### Dataset items:
▼

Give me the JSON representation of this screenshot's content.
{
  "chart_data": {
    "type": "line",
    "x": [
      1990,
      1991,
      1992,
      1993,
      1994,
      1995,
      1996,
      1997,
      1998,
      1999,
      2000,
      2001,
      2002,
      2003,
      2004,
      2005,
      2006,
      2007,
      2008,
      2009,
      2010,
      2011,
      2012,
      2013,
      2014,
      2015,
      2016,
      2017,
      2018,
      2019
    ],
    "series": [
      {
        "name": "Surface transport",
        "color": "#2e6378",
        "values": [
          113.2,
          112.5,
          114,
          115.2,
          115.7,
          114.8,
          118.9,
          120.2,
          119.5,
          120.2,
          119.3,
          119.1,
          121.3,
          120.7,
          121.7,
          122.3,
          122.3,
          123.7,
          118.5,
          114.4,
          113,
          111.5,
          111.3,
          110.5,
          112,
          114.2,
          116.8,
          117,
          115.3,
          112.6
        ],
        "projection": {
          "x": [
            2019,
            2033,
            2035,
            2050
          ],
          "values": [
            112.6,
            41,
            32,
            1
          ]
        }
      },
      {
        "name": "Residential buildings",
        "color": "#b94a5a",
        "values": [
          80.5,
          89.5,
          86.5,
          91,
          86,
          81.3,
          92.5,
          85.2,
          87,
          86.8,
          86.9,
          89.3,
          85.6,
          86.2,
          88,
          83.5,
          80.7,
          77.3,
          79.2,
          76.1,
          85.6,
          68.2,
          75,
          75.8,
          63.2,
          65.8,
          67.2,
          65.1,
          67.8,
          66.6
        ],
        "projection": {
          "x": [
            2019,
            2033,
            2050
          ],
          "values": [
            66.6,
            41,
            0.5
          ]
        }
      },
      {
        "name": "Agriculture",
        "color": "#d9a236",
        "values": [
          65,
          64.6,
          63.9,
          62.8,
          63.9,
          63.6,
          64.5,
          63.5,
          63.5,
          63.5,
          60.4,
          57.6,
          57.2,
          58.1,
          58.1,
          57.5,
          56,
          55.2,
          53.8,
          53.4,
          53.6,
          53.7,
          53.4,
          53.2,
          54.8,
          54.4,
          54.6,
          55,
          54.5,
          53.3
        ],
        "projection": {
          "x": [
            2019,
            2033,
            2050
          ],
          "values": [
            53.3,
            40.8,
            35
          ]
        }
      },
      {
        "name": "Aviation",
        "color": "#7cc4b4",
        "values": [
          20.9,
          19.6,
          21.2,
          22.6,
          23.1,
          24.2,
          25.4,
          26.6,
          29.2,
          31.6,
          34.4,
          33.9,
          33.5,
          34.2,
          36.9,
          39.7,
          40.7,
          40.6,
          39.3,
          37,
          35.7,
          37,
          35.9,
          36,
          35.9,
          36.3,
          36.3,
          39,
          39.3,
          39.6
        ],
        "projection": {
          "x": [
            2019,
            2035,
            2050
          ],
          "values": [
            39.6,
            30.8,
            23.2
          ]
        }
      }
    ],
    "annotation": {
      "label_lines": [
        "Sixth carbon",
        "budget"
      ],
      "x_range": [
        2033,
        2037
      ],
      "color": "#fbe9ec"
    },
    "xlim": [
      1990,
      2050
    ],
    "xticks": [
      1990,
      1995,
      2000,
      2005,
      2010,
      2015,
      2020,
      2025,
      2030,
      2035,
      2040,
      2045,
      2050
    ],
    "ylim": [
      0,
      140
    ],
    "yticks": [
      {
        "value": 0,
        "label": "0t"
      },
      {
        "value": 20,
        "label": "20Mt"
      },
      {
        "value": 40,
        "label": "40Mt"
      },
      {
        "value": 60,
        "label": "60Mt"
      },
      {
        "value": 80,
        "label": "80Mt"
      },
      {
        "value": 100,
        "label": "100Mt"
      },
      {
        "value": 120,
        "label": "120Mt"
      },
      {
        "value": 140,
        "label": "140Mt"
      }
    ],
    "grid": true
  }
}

▲

### GIVEN REQUEST:
Print all of the data exactly as it was given.

### EXPECTED OUTPUT:
Give me the JSON representation of this screenshot's content.
{
  "chart_data": {
    "type": "line",
    "x": [
      1990,
      1991,
      1992,
      1993,
      1994,
      1995,
      1996,
      1997,
      1998,
      1999,
      2000,
      2001,
      2002,
      2003,
      2004,
      2005,
      2006,
      2007,
      2008,
      2009,
      2010,
      2011,
      2012,
      2013,
      2014,
      2015,
      2016,
      2017,
      2018,
      2019
    ],
    "series": [
      {
        "name": "Surface transport",
        "color": "#2e6378",
        "values": [
          113.2,
          112.5,
          114,
          115.2,
          115.7,
          114.8,
          118.9,
          120.2,
          119.5,
          120.2,
          119.3,
          119.1,
          121.3,
          120.7,
          121.7,
          122.3,
          122.3,
          123.7,
          118.5,
          114.4,
          113,
          111.5,
          111.3,
          110.5,
          112,
          114.2,
          116.8,
          117,
          115.3,
          112.6
        ],
        "projection": {
          "x": [
            2019,
            2033,
            2035,
            2050
          ],
          "values": [
            112.6,
            41,
            32,
            1
          ]
        }
      },
      {
        "name": "Residential buildings",
        "color": "#b94a5a",
        "values": [
          80.5,
          89.5,
          86.5,
          91,
          86,
          81.3,
          92.5,
          85.2,
          87,
          86.8,
          86.9,
          89.3,
          85.6,
          86.2,
          88,
          83.5,
          80.7,
          77.3,
          79.2,
          76.1,
          85.6,
          68.2,
          75,
          75.8,
          63.2,
          65.8,
          67.2,
          65.1,
          67.8,
          66.6
        ],
        "projection": {
          "x": [
            2019,
            2033,
            2050
          ],
          "values": [
            66.6,
            41,
            0.5
          ]
        }
      },
      {
        "name": "Agriculture",
        "color": "#d9a236",
        "values": [
          65,
          64.6,
          63.9,
          62.8,
          63.9,
          63.6,
          64.5,
          63.5,
          63.5,
          63.5,
          60.4,
          57.6,
          57.2,
          58.1,
          58.1,
          57.5,
          56,
          55.2,
          53.8,
          53.4,
          53.6,
          53.7,
          53.4,
          53.2,
          54.8,
          54.4,
          54.6,
          55,
          54.5,
          53.3
        ],
        "projection": {
          "x": [
            2019,
            2033,
            2050
          ],
          "values": [
            53.3,
            40.8,
            35
          ]
        }
      },
      {
        "name": "Aviation",
        "color": "#7cc4b4",
        "values": [
          20.9,
          19.6,
          21.2,
          22.6,
          23.1,
          24.2,
          25.4,
          26.6,
          29.2,
          31.6,
          34.4,
          33.9,
          33.5,
          34.2,
          36.9,
          39.7,
          40.7,
          40.6,
          39.3,
          37,
          35.7,
          37,
          35.9,
          36,
          35.9,
          36.3,
          36.3,
          39,
          39.3,
          39.6
        ],
        "projection": {
          "x": [
            2019,
            2035,
            2050
          ],
          "values": [
            39.6,
            30.8,
            23.2
          ]
        }
      }
    ],
    "annotation": {
      "label_lines": [
        "Sixth carbon",
        "budget"
      ],
      "x_range": [
        2033,
        2037
      ],
      "color": "#fbe9ec"
    },
    "xlim": [
      1990,
      2050
    ],
    "xticks": [
      1990,
      1995,
      2000,
      2005,
      2010,
      2015,
      2020,
      2025,
      2030,
      2035,
      2040,
      2045,
      2050
    ],
    "ylim": [
      0,
      140
    ],
    "yticks": [
      {
        "value": 0,
        "label": "0t"
      },
      {
        "value": 20,
        "label": "20Mt"
      },
      {
        "value": 40,
        "label": "40Mt"
      },
      {
        "value": 60,
        "label": "60Mt"
      },
      {
        "value": 80,
        "label": "80Mt"
      },
      {
        "value": 100,
        "label": "100Mt"
      },
      {
        "value": 120,
        "label": "120Mt"
      },
      {
        "value": 140,
        "label": "140Mt"
      }
    ],
    "grid": true
  }
}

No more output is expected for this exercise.